Start of DOCUMENT PASSAGE
Among prominent journalists who've worked knowingly with the CIA are National Review founder William F. Buckley, PBS interviewer Bill Moyers, the late columnist Stewart Alsop, former Washington Post editor Ben Bradlee and Ms. magazine founder Gloria Steinem.
Bernstein's landmark article on the CIA and the media told of the agency's frantic efforts to limit Congressional inquiry into the matter, with claims that "some of the biggest names in journalism could get smeared." And while the CIA director at the time, George Bush, made a not-too-convincing show of discontinuing the agency's manipulation of the media, it's clear that the CIA regards the space between your ears as one of its most important battlefields.
- Operation Mockingbird
- The ESF And Its History
- The ESF’s Wurlitzer Is Slowly Dying
- The CIA and the term "Conspiracy Theory"
Spam
- 40% of New Mechanical Turkers' Work Requests Are Now For Spamming - What a Lost Opportunity!
End of DOCUMENT PASSAGE
Start of DATA UNDER STUDY
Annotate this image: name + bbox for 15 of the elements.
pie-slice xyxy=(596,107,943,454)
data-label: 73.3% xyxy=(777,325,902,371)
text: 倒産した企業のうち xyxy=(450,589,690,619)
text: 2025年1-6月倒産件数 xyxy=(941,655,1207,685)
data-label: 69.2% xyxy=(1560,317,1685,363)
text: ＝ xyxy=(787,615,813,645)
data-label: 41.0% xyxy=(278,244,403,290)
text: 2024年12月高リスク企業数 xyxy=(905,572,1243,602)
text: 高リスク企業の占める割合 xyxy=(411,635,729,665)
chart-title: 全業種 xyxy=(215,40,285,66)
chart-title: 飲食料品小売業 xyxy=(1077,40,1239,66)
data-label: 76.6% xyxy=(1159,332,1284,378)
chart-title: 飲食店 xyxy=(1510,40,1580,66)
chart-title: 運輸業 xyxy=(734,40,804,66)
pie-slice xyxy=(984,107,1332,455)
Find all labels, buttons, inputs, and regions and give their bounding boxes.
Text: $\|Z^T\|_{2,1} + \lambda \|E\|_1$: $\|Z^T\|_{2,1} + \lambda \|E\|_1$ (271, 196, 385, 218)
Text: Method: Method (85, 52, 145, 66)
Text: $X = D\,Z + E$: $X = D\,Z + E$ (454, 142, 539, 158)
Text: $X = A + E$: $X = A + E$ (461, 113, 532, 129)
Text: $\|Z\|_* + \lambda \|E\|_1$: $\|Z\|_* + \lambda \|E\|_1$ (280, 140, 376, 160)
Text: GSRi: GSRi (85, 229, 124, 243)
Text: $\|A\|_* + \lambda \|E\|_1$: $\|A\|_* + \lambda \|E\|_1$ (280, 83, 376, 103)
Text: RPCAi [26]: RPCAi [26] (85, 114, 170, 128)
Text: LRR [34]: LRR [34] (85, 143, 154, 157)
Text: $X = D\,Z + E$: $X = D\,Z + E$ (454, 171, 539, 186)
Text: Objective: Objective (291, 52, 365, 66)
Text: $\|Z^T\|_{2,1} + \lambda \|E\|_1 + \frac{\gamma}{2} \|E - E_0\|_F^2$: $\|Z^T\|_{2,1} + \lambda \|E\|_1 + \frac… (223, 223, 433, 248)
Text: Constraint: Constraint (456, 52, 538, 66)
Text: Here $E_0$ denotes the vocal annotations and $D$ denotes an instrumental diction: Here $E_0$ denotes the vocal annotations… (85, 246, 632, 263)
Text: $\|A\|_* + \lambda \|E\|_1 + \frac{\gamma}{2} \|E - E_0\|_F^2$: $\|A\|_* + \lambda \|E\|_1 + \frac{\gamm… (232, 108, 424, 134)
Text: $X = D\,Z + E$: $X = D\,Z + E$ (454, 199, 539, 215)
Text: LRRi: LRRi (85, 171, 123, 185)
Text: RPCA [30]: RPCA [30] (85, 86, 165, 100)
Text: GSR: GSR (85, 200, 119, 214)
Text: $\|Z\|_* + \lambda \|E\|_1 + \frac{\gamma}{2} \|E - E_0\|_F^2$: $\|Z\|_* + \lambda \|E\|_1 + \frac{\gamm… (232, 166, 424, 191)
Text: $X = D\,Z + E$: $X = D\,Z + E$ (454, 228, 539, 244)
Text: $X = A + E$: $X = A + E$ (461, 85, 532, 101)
End of DATA UNDER STUDY
== PARTS OF THE EXERCISE ==
a: In the passage on the CIA and the media, who was the CIA director at the time?
b: Return the part of the CIA and media passage starting with "Among prominent journalists" and going on through "founder Gloria Steinem.".

== PER-TASK OUTPUTS ==
a: George Bush

b:
Among prominent journalists who've worked knowingly with the CIA are National Review founder William F. Buckley, PBS interviewer Bill Moyers, the late columnist Stewart Alsop, former Washington Post editor Ben Bradlee and Ms. magazine founder Gloria Steinem.